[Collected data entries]
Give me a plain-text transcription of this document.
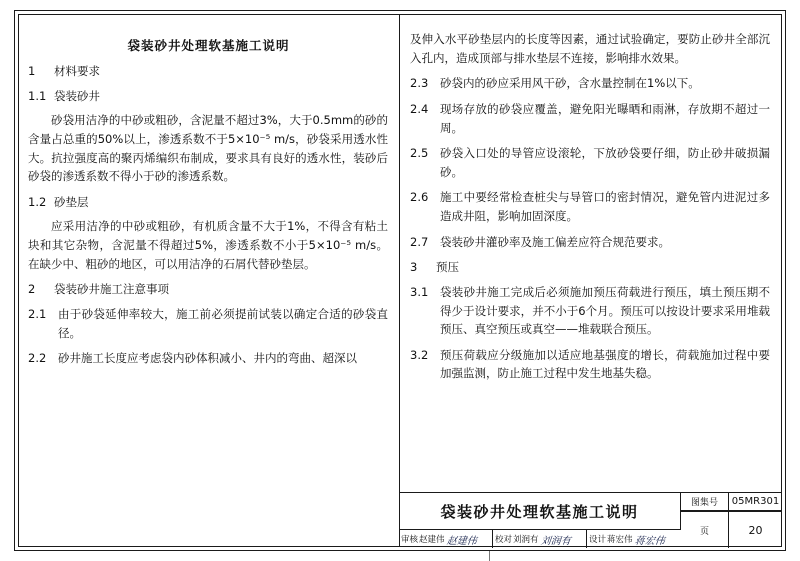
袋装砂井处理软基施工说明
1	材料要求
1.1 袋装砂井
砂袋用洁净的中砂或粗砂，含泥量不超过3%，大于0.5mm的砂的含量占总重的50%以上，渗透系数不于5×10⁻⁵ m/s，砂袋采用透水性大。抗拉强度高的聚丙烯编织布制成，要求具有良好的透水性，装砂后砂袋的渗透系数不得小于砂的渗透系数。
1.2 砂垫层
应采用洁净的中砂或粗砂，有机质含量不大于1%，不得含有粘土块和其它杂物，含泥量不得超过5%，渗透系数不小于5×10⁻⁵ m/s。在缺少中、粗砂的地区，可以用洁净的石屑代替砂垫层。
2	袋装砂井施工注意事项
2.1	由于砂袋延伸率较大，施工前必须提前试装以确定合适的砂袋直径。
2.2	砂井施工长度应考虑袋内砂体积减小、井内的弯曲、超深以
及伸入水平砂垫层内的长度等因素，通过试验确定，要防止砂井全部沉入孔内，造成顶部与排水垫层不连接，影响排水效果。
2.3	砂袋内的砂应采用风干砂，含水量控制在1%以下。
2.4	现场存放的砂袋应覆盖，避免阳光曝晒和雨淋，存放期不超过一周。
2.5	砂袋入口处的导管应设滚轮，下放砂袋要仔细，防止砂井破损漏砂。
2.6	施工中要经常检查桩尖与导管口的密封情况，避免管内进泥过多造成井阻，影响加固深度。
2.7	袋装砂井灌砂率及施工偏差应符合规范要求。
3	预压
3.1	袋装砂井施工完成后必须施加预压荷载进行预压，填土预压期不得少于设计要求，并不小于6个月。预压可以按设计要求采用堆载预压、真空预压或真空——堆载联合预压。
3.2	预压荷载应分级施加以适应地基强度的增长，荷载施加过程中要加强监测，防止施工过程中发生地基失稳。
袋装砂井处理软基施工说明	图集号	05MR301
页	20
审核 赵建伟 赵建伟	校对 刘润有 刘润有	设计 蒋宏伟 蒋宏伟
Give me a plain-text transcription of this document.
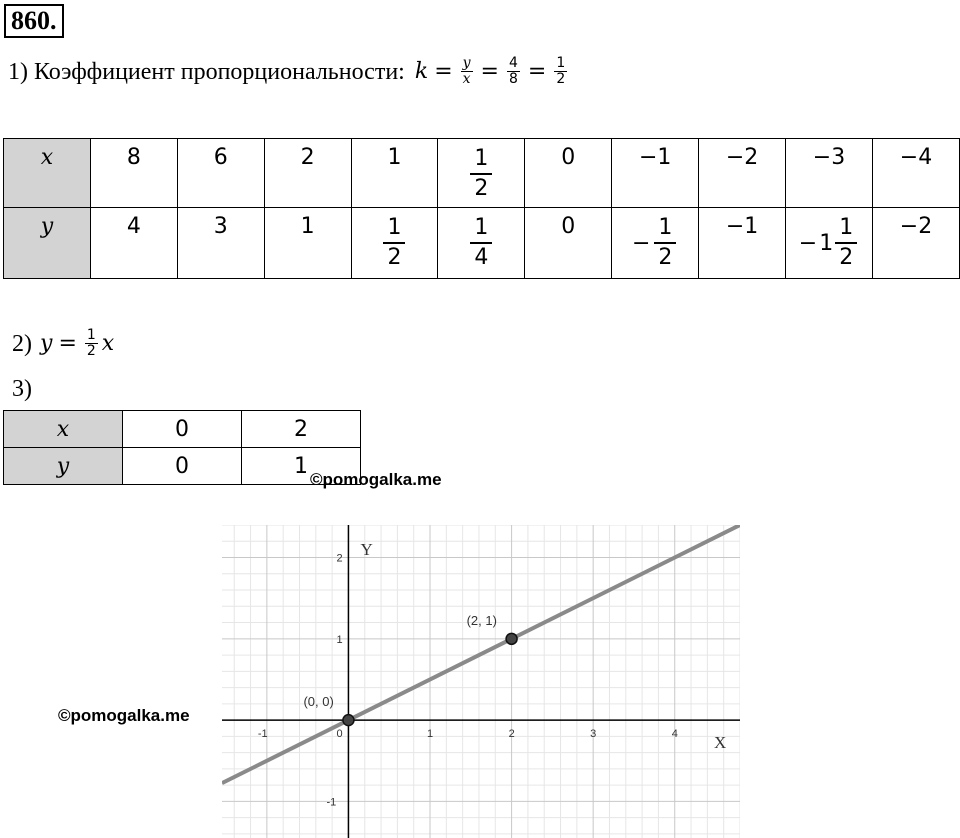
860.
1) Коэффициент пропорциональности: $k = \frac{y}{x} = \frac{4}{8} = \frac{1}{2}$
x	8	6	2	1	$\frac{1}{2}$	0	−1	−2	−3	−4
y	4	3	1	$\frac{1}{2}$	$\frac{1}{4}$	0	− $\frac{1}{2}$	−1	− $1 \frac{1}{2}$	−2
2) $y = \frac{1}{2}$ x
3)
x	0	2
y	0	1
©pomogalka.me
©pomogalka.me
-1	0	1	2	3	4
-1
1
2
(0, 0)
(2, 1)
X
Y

TASK REQUIREMENTS - Single out each line of the records above with the string "frac" in it, and copy it.

TASK ANSWER -
1) Коэффициент пропорциональности: $k = \frac{y}{x} = \frac{4}{8} = \frac{1}{2}$
x	8	6	2	1	$\frac{1}{2}$	0	−1	−2	−3	−4
y	4	3	1	$\frac{1}{2}$	$\frac{1}{4}$	0	− $\frac{1}{2}$	−1	− $1 \frac{1}{2}$	−2
2) $y = \frac{1}{2}$ x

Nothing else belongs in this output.